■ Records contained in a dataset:
■ ■ ■

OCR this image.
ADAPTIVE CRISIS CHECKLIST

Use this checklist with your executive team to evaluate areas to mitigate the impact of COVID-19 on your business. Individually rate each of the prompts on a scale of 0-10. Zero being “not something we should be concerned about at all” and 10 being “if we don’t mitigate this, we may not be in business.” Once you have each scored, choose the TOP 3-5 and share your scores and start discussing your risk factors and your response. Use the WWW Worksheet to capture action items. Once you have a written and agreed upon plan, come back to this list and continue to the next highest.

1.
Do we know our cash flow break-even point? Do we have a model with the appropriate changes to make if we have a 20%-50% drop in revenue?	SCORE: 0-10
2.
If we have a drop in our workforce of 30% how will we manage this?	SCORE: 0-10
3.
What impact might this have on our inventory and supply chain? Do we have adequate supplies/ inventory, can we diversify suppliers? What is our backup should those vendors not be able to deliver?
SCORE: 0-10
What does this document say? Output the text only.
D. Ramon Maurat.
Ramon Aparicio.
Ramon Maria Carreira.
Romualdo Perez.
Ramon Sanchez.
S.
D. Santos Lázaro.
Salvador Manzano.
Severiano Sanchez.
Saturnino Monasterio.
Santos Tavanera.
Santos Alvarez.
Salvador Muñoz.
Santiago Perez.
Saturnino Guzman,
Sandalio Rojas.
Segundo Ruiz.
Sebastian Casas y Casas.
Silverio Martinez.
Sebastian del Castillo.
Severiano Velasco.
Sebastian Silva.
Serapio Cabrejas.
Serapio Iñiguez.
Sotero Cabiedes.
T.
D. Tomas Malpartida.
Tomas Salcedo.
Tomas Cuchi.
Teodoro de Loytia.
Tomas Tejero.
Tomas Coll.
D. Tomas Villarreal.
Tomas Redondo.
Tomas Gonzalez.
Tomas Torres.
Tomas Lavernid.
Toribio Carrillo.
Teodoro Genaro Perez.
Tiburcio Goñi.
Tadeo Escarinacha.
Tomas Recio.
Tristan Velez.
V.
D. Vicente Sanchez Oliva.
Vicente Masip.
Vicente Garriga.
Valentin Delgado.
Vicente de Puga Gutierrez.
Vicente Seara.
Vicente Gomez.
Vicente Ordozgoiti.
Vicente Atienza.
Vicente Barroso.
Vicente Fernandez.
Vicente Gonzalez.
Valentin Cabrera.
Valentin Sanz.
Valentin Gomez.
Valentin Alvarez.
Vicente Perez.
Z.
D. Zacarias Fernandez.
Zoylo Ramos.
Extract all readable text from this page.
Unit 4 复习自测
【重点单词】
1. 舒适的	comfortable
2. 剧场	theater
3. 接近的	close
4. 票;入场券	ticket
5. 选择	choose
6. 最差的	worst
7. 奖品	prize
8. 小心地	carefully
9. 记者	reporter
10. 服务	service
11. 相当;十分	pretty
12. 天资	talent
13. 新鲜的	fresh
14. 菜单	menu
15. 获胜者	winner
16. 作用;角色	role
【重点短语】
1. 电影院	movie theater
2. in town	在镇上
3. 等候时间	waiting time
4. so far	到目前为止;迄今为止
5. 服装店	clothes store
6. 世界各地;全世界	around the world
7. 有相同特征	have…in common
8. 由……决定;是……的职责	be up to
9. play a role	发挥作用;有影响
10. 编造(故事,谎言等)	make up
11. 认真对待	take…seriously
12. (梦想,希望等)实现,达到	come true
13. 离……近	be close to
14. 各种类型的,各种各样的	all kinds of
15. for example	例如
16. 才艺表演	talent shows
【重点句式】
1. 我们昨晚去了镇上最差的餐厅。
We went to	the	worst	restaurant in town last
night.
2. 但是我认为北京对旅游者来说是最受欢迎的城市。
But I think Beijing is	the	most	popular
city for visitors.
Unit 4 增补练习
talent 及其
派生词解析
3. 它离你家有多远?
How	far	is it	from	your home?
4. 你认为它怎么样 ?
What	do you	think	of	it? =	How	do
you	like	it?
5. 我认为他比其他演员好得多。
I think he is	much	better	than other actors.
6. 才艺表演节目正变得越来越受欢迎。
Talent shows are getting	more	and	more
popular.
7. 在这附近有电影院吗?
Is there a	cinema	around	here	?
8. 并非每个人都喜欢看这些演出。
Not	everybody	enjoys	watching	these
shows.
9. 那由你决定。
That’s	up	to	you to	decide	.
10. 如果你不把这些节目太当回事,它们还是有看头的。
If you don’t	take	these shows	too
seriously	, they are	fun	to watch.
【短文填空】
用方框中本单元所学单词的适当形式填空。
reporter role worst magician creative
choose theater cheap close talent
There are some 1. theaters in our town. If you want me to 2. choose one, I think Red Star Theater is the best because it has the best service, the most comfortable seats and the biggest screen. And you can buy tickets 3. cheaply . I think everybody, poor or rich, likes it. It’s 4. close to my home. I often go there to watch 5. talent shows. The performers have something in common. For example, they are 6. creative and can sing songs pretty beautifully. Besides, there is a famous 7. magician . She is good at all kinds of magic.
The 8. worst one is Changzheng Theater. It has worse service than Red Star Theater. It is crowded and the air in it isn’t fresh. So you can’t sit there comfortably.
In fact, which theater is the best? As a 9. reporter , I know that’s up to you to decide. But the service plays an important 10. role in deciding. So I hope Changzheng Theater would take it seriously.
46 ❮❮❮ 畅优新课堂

■ ■ ■

■ WORK TO COMPLETE: Extract the data in full. Keep it word for word.

■ RESULT OF THE TASK:
OCR this image.
ADAPTIVE CRISIS CHECKLIST

Use this checklist with your executive team to evaluate areas to mitigate the impact of COVID-19 on your business. Individually rate each of the prompts on a scale of 0-10. Zero being “not something we should be concerned about at all” and 10 being “if we don’t mitigate this, we may not be in business.” Once you have each scored, choose the TOP 3-5 and share your scores and start discussing your risk factors and your response. Use the WWW Worksheet to capture action items. Once you have a written and agreed upon plan, come back to this list and continue to the next highest.

1.
Do we know our cash flow break-even point? Do we have a model with the appropriate changes to make if we have a 20%-50% drop in revenue?	SCORE: 0-10
2.
If we have a drop in our workforce of 30% how will we manage this?	SCORE: 0-10
3.
What impact might this have on our inventory and supply chain? Do we have adequate supplies/ inventory, can we diversify suppliers? What is our backup should those vendors not be able to deliver?
SCORE: 0-10
What does this document say? Output the text only.
D. Ramon Maurat.
Ramon Aparicio.
Ramon Maria Carreira.
Romualdo Perez.
Ramon Sanchez.
S.
D. Santos Lázaro.
Salvador Manzano.
Severiano Sanchez.
Saturnino Monasterio.
Santos Tavanera.
Santos Alvarez.
Salvador Muñoz.
Santiago Perez.
Saturnino Guzman,
Sandalio Rojas.
Segundo Ruiz.
Sebastian Casas y Casas.
Silverio Martinez.
Sebastian del Castillo.
Severiano Velasco.
Sebastian Silva.
Serapio Cabrejas.
Serapio Iñiguez.
Sotero Cabiedes.
T.
D. Tomas Malpartida.
Tomas Salcedo.
Tomas Cuchi.
Teodoro de Loytia.
Tomas Tejero.
Tomas Coll.
D. Tomas Villarreal.
Tomas Redondo.
Tomas Gonzalez.
Tomas Torres.
Tomas Lavernid.
Toribio Carrillo.
Teodoro Genaro Perez.
Tiburcio Goñi.
Tadeo Escarinacha.
Tomas Recio.
Tristan Velez.
V.
D. Vicente Sanchez Oliva.
Vicente Masip.
Vicente Garriga.
Valentin Delgado.
Vicente de Puga Gutierrez.
Vicente Seara.
Vicente Gomez.
Vicente Ordozgoiti.
Vicente Atienza.
Vicente Barroso.
Vicente Fernandez.
Vicente Gonzalez.
Valentin Cabrera.
Valentin Sanz.
Valentin Gomez.
Valentin Alvarez.
Vicente Perez.
Z.
D. Zacarias Fernandez.
Zoylo Ramos.
Extract all readable text from this page.
Unit 4 复习自测
【重点单词】
1. 舒适的	comfortable
2. 剧场	theater
3. 接近的	close
4. 票;入场券	ticket
5. 选择	choose
6. 最差的	worst
7. 奖品	prize
8. 小心地	carefully
9. 记者	reporter
10. 服务	service
11. 相当;十分	pretty
12. 天资	talent
13. 新鲜的	fresh
14. 菜单	menu
15. 获胜者	winner
16. 作用;角色	role
【重点短语】
1. 电影院	movie theater
2. in town	在镇上
3. 等候时间	waiting time
4. so far	到目前为止;迄今为止
5. 服装店	clothes store
6. 世界各地;全世界	around the world
7. 有相同特征	have…in common
8. 由……决定;是……的职责	be up to
9. play a role	发挥作用;有影响
10. 编造(故事,谎言等)	make up
11. 认真对待	take…seriously
12. (梦想,希望等)实现,达到	come true
13. 离……近	be close to
14. 各种类型的,各种各样的	all kinds of
15. for example	例如
16. 才艺表演	talent shows
【重点句式】
1. 我们昨晚去了镇上最差的餐厅。
We went to	the	worst	restaurant in town last
night.
2. 但是我认为北京对旅游者来说是最受欢迎的城市。
But I think Beijing is	the	most	popular
city for visitors.
Unit 4 增补练习
talent 及其
派生词解析
3. 它离你家有多远?
How	far	is it	from	your home?
4. 你认为它怎么样 ?
What	do you	think	of	it? =	How	do
you	like	it?
5. 我认为他比其他演员好得多。
I think he is	much	better	than other actors.
6. 才艺表演节目正变得越来越受欢迎。
Talent shows are getting	more	and	more
popular.
7. 在这附近有电影院吗?
Is there a	cinema	around	here	?
8. 并非每个人都喜欢看这些演出。
Not	everybody	enjoys	watching	these
shows.
9. 那由你决定。
That’s	up	to	you to	decide	.
10. 如果你不把这些节目太当回事,它们还是有看头的。
If you don’t	take	these shows	too
seriously	, they are	fun	to watch.
【短文填空】
用方框中本单元所学单词的适当形式填空。
reporter role worst magician creative
choose theater cheap close talent
There are some 1. theaters in our town. If you want me to 2. choose one, I think Red Star Theater is the best because it has the best service, the most comfortable seats and the biggest screen. And you can buy tickets 3. cheaply . I think everybody, poor or rich, likes it. It’s 4. close to my home. I often go there to watch 5. talent shows. The performers have something in common. For example, they are 6. creative and can sing songs pretty beautifully. Besides, there is a famous 7. magician . She is good at all kinds of magic.
The 8. worst one is Changzheng Theater. It has worse service than Red Star Theater. It is crowded and the air in it isn’t fresh. So you can’t sit there comfortably.
In fact, which theater is the best? As a 9. reporter , I know that’s up to you to decide. But the service plays an important 10. role in deciding. So I hope Changzheng Theater would take it seriously.
46 ❮❮❮ 畅优新课堂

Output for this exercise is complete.